> **Extracted information**
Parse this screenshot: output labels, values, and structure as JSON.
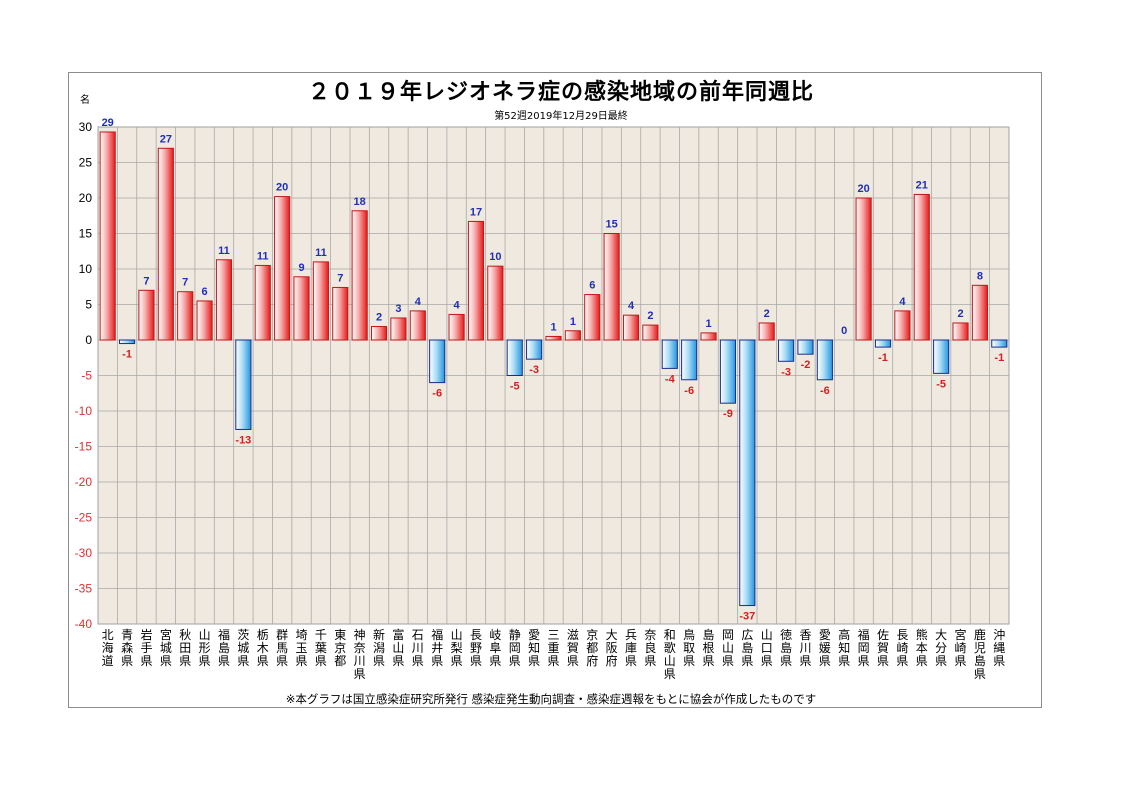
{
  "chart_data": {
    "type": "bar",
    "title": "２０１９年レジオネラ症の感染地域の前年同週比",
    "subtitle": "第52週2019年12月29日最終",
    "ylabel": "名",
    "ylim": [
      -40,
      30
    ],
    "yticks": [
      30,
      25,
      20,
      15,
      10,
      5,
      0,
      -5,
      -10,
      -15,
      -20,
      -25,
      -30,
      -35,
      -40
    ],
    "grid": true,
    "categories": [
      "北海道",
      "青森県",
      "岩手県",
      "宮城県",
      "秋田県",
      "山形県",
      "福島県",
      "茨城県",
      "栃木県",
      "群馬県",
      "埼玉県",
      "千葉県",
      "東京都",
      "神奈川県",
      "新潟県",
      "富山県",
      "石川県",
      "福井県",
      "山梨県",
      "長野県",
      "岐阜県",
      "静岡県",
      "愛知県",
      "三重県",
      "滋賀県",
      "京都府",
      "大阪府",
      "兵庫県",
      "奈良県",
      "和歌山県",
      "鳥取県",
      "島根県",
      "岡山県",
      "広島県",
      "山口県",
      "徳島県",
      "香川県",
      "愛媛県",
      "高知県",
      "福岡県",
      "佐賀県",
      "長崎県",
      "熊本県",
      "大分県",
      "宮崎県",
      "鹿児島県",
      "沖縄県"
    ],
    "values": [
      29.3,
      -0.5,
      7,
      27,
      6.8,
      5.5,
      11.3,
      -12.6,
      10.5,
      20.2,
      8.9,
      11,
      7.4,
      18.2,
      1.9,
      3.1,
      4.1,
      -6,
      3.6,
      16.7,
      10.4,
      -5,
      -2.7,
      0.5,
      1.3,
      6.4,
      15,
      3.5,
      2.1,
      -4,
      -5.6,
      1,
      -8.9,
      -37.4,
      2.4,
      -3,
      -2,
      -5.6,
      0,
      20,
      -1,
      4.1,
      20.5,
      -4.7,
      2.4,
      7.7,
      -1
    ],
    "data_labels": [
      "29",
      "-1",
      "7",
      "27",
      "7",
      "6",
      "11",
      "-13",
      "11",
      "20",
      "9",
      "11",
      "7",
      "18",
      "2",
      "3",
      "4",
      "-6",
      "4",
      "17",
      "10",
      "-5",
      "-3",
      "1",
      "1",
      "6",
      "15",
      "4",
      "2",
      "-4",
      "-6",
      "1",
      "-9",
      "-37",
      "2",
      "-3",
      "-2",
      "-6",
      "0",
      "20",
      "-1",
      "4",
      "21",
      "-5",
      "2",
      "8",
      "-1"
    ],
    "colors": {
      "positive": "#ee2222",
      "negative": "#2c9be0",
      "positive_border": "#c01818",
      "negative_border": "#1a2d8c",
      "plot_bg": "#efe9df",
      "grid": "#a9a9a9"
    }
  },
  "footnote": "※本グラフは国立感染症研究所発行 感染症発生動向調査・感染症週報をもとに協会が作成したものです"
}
==
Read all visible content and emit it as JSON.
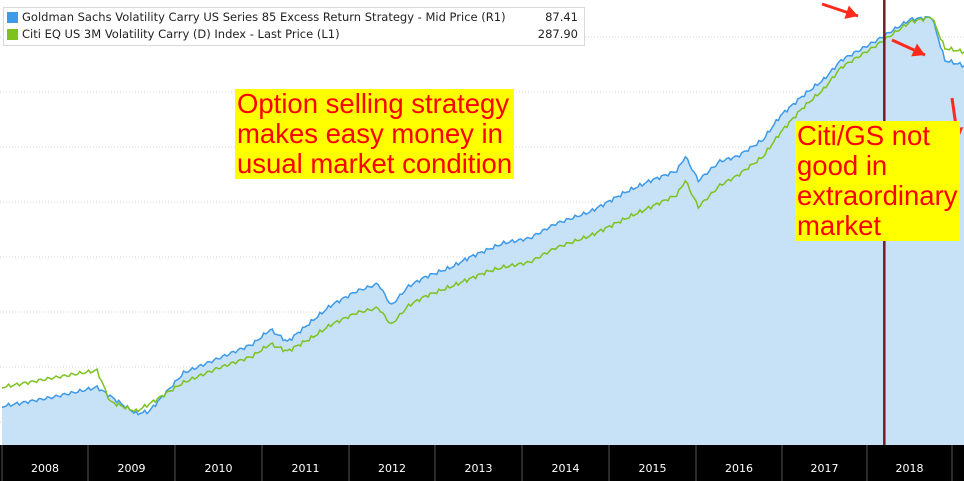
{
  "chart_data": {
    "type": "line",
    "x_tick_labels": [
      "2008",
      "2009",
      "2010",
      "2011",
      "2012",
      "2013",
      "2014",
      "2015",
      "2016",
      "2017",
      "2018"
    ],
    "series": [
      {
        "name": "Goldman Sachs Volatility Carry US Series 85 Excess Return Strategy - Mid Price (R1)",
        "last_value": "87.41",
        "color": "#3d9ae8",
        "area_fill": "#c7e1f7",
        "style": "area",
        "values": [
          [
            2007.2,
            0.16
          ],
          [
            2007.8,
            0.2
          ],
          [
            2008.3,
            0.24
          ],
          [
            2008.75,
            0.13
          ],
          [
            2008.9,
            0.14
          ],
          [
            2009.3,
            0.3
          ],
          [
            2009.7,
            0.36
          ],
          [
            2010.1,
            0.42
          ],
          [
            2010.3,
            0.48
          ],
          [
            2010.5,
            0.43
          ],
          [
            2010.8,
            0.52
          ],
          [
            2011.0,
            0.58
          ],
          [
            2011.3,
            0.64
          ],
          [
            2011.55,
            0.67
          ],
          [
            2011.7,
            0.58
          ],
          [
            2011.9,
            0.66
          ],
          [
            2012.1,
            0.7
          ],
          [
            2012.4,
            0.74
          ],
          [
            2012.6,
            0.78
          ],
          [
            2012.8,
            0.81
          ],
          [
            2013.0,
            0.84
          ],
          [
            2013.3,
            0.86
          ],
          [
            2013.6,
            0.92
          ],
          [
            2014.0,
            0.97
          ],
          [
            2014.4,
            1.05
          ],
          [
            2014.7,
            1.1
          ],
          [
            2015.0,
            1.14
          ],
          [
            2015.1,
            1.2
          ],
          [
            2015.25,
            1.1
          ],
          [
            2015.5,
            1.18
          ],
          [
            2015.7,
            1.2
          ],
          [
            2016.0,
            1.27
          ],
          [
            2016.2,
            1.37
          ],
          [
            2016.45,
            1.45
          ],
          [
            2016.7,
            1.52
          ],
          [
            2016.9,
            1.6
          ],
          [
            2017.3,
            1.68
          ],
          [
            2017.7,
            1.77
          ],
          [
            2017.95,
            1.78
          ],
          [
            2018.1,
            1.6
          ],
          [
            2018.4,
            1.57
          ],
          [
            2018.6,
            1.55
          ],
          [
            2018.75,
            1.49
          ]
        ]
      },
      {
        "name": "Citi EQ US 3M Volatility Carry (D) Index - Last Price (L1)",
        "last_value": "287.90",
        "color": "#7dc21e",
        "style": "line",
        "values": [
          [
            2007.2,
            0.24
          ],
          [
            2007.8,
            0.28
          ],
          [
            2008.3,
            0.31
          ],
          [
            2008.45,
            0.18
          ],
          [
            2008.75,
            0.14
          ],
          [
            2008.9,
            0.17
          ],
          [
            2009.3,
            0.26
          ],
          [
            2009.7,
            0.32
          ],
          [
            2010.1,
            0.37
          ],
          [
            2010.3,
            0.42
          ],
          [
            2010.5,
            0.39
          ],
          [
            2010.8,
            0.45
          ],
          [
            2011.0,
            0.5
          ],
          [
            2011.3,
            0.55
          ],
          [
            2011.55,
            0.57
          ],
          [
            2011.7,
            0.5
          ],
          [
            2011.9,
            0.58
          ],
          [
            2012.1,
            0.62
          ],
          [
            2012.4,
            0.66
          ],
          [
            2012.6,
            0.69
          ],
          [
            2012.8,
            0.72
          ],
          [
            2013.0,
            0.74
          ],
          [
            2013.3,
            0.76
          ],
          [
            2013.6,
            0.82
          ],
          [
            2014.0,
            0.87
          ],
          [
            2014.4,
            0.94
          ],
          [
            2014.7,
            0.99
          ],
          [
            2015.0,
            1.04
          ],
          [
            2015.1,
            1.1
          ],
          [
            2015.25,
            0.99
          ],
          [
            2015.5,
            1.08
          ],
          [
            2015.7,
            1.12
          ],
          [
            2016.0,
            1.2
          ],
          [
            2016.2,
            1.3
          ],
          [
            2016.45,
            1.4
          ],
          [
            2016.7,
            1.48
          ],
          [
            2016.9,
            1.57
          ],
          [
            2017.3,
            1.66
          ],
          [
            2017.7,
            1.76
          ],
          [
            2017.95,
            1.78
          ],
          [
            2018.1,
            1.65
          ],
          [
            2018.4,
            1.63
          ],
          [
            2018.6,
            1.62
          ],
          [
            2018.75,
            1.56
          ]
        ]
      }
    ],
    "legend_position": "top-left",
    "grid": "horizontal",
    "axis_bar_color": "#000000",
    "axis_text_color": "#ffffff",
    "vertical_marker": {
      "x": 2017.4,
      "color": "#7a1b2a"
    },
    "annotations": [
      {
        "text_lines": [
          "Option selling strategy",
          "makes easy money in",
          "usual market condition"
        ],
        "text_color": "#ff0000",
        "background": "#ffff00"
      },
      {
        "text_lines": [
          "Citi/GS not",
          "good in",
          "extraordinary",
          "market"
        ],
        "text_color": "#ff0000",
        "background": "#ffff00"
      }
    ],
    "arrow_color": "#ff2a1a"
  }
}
==
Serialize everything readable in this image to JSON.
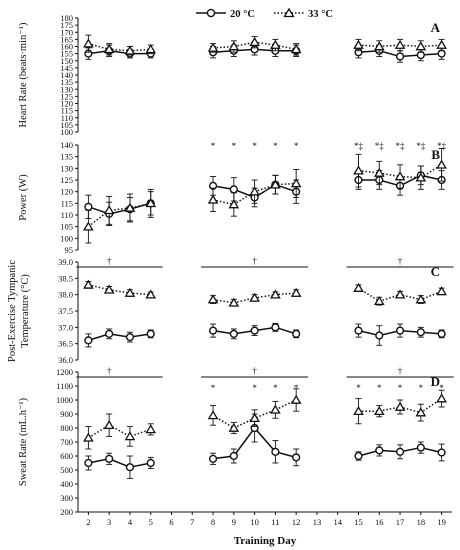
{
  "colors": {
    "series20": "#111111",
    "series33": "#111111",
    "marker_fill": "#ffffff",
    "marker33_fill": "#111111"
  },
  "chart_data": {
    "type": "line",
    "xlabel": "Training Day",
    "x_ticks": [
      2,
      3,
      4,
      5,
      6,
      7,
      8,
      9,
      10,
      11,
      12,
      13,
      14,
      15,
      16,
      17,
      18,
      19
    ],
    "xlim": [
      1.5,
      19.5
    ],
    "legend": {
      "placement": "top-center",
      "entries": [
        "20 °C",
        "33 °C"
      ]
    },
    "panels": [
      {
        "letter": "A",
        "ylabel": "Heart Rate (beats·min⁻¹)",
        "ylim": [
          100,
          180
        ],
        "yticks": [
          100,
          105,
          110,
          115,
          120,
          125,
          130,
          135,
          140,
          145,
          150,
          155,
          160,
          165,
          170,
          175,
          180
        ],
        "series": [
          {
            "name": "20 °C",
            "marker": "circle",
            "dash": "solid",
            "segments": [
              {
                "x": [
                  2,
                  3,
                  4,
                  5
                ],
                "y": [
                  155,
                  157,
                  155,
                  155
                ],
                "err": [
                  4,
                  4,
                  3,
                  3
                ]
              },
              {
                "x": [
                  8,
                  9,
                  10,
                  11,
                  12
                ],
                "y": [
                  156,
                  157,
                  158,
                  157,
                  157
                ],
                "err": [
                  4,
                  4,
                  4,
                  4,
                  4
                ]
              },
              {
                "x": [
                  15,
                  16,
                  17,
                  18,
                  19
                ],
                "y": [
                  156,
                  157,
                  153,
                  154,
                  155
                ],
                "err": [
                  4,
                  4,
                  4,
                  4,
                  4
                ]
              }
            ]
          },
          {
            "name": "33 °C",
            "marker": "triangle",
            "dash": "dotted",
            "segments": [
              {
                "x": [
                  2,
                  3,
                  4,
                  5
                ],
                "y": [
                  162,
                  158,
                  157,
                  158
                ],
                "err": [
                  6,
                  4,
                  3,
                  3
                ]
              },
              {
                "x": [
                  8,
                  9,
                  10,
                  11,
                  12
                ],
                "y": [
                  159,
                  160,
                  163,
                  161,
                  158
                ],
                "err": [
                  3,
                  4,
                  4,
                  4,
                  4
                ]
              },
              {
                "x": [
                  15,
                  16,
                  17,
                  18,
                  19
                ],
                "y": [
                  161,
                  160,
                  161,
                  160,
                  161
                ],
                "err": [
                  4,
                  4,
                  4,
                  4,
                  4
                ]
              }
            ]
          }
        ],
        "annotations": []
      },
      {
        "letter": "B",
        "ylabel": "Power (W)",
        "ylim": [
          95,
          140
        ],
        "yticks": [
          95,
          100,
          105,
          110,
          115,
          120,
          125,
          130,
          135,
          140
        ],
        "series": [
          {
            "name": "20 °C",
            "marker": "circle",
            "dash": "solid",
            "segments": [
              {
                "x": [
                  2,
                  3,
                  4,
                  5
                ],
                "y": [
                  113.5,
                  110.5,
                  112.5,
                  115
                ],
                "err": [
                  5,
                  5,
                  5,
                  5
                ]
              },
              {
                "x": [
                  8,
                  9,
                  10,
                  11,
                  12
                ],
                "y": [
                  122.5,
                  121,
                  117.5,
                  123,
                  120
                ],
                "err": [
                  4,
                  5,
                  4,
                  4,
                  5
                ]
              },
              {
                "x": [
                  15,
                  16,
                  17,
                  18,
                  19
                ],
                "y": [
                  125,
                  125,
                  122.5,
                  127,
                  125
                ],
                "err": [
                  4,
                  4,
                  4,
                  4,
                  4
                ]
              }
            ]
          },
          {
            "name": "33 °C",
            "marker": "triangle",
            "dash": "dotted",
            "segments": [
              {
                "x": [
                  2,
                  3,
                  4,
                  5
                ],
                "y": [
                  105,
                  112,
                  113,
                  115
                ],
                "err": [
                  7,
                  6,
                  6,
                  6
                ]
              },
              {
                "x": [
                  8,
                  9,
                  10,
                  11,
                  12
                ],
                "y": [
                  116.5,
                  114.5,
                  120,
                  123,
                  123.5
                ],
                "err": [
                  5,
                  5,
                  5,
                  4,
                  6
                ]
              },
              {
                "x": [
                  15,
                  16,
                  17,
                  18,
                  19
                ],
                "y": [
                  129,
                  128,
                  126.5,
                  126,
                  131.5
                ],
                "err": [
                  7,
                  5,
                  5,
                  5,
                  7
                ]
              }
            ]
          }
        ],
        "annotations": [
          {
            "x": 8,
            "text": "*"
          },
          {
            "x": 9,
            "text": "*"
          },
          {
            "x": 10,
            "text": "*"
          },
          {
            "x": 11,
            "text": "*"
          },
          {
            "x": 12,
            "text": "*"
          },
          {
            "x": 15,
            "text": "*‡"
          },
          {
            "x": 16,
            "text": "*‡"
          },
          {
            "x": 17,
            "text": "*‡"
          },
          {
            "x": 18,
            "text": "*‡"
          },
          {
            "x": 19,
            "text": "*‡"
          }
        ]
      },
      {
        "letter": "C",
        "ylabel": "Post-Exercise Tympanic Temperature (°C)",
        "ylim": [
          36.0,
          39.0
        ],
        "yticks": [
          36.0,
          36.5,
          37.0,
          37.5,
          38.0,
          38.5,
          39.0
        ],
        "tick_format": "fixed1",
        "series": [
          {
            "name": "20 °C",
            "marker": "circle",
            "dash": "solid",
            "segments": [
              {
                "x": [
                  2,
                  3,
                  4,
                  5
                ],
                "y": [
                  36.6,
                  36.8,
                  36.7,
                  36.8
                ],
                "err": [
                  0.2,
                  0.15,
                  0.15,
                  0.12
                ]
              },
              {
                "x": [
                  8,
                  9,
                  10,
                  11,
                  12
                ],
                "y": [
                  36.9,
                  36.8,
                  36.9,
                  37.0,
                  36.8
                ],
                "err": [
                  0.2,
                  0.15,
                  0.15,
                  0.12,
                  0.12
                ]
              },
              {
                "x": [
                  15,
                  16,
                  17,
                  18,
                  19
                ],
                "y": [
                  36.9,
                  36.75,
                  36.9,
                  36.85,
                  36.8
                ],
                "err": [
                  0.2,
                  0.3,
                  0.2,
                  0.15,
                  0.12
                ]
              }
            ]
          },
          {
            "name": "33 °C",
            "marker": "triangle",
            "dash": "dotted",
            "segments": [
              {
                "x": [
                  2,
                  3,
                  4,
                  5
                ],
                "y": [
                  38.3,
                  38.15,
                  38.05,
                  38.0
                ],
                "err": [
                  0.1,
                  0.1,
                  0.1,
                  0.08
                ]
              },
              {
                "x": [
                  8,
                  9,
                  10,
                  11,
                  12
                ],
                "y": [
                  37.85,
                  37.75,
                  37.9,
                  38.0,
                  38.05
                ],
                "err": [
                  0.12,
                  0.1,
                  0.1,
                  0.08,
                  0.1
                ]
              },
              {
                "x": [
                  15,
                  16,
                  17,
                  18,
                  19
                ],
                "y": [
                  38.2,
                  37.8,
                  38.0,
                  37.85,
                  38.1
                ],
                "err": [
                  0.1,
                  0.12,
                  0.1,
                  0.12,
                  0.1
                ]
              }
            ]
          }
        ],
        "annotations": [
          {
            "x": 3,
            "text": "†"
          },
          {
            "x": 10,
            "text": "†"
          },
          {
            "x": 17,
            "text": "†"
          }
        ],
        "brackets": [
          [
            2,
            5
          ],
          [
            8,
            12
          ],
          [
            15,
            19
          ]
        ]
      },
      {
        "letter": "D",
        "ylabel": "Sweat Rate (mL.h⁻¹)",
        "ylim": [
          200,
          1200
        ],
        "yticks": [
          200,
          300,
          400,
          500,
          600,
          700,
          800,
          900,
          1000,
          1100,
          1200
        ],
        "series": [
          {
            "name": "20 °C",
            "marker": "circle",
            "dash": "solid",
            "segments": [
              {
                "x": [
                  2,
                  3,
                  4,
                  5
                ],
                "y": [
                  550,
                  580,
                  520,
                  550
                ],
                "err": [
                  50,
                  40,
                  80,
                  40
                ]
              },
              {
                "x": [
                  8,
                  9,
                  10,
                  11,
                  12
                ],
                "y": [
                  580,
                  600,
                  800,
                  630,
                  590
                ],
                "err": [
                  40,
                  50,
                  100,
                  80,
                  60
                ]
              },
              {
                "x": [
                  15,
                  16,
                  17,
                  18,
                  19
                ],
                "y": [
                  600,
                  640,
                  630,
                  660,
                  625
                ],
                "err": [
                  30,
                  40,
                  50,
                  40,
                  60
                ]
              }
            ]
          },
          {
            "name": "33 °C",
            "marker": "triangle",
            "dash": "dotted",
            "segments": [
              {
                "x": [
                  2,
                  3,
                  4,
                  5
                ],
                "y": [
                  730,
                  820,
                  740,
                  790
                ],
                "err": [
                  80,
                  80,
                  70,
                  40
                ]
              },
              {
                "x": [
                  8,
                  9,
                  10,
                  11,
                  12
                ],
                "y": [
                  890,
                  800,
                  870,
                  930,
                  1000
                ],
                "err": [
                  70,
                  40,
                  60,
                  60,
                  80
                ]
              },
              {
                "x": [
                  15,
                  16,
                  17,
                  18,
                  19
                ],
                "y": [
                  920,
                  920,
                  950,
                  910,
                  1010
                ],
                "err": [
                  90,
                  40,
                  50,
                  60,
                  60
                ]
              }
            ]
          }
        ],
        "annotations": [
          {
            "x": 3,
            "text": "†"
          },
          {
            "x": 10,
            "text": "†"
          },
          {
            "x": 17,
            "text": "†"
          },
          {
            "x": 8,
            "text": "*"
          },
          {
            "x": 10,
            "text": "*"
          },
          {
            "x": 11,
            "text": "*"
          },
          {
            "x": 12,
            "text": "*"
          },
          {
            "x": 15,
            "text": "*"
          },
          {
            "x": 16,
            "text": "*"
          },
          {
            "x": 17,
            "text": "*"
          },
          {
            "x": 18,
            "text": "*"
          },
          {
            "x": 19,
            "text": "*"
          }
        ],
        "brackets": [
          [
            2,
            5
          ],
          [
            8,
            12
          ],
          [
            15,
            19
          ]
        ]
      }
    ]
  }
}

> **What you need to do**
Say, as a bare number, how many lines in the entries above include the string "Volatility".

> **Response to this task**
2